▶ [EXERCISE OBJECTIVE]
Spot each line in the records below where the word "this" occurs, then copy it.

▶ [SUPPLIED INFORMATION]
============
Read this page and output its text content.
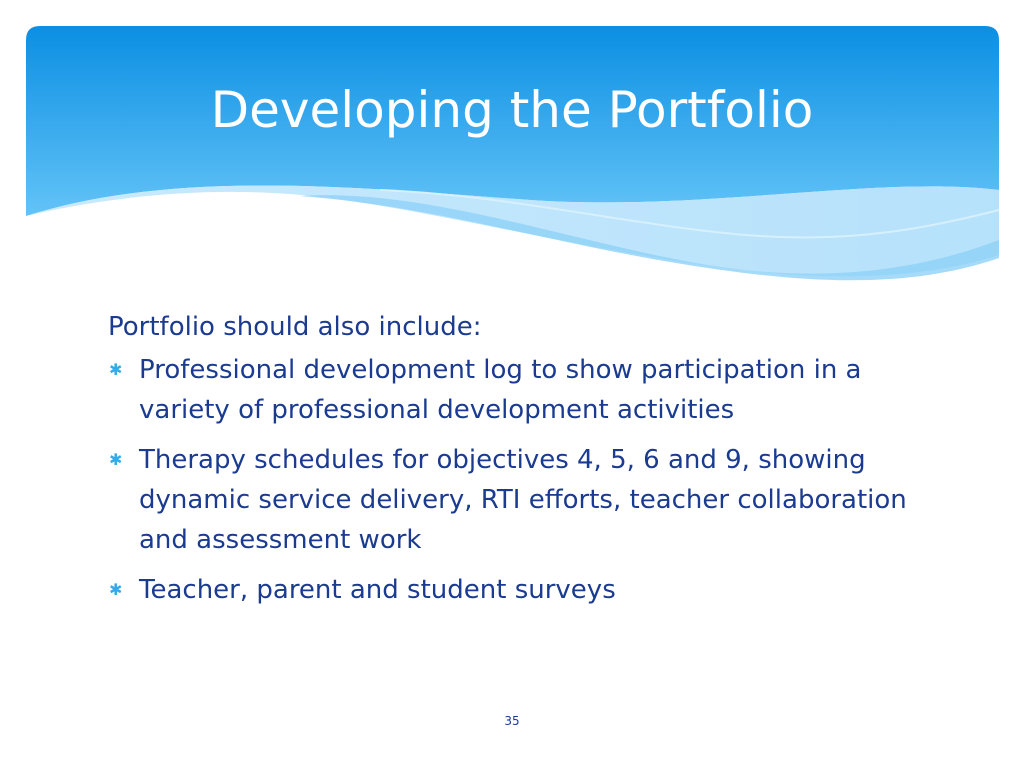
Developing the Portfolio

Portfolio should also include:

✱ Professional development log to show participation in a variety of professional development activities
✱ Therapy schedules for objectives 4, 5, 6 and 9, showing dynamic service delivery, RTI efforts, teacher collaboration and assessment work
✱ Teacher, parent and student surveys
35
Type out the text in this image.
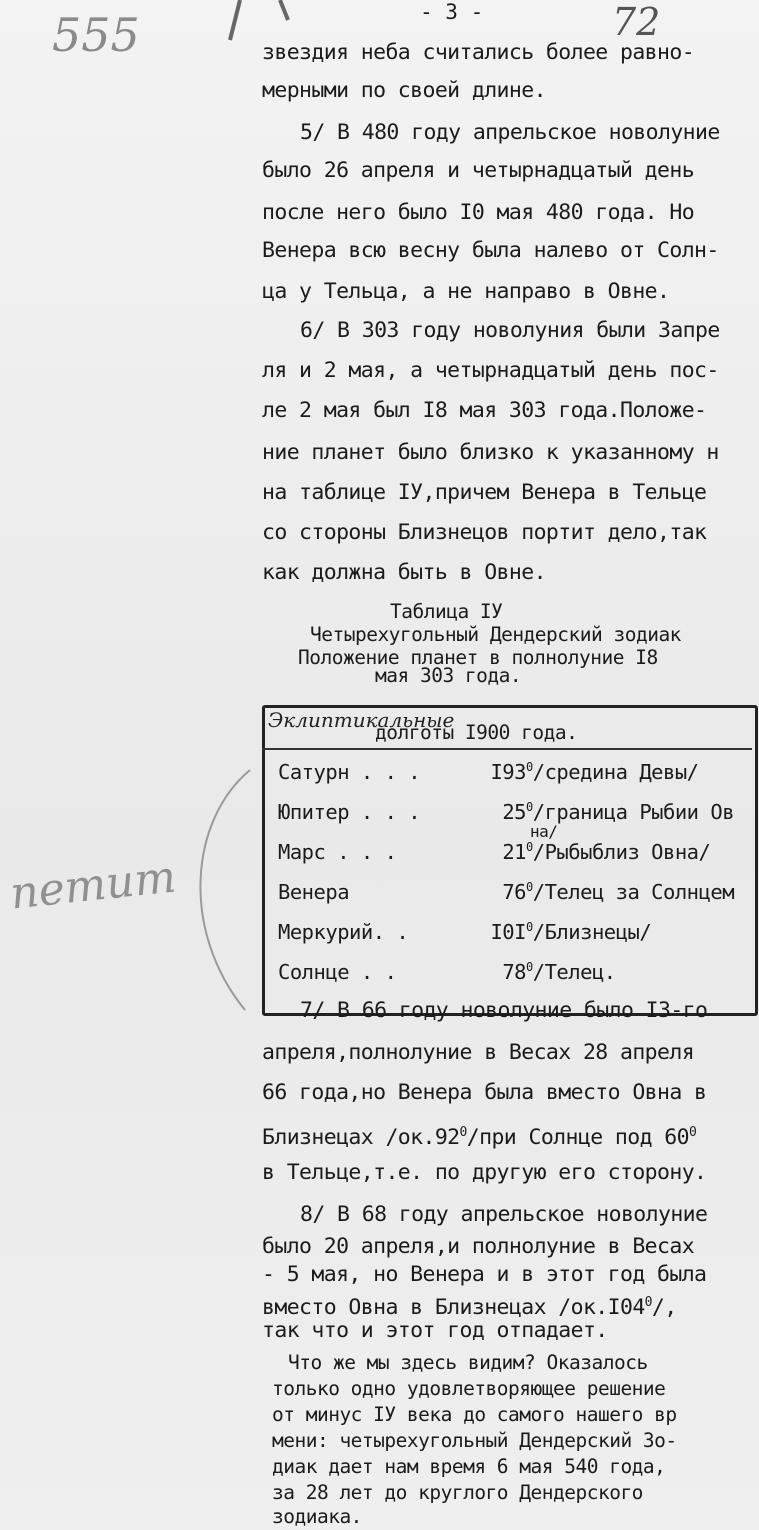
555	72
- 3 -
звездия неба считались более равно-
мерными по своей длине.
5/ В 480 году апрельское новолуние
было 26 апреля и четырнадцатый день
после него было I0 мая 480 года. Но
Венера всю весну была налево от Солн-
ца у Тельца, а не направо в Овне.
6/ В 303 году новолуния были Запре
ля и 2 мая, а четырнадцатый день пос-
ле 2 мая был I8 мая 303 года.Положе-
ние планет было близко к указанному н
на таблице IУ,причем Венера в Тельце
со стороны Близнецов портит дело,так
как должна быть в Овне.
Таблица IУ
Четырехугольный Дендерский зодиак
Положение планет в полнолуние I8
мая 303 года.
Эклиптикальные
долготы I900 года.
Сатурн . . .	$I93^0$/средина Девы/
Юпитер . . .	$25^0$/граница Рыбии Ов
на/
Марс . . .	$21^0$/Рыбыблиз Овна/
Венера	$76^0$/Телец за Солнцем
Меркурий. .	$I0I^0/Близнецы/$
Солнце . .	$78^0$/Телец.
петит
7/ В 66 году новолуние было I3-го
апреля,полнолуние в Весах 28 апреля
66 года,но Венера была вместо Овна в
Близнецах $/ок.92^0$/при Солнце под $60^0$
в Тельце,т.е. по другую его сторону.
8/ В 68 году апрельское новолуние
было 20 апреля,и полнолуние в Весах
- 5 мая, но Венера и в этот год была
вместо Овна в Близнецах $/ок.I04^0/$,
так что и этот год отпадает.
Что же мы здесь видим? Оказалось
только одно удовлетворяющее решение
от минус IУ века до самого нашего вр
мени: четырехугольный Дендерский Зо-
диак дает нам время 6 мая 540 года,
за 28 лет до круглого Дендерского
зодиака.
============
▶ [FULL OUTPUT]
Read this page and output its text content.
Type out the text in this image.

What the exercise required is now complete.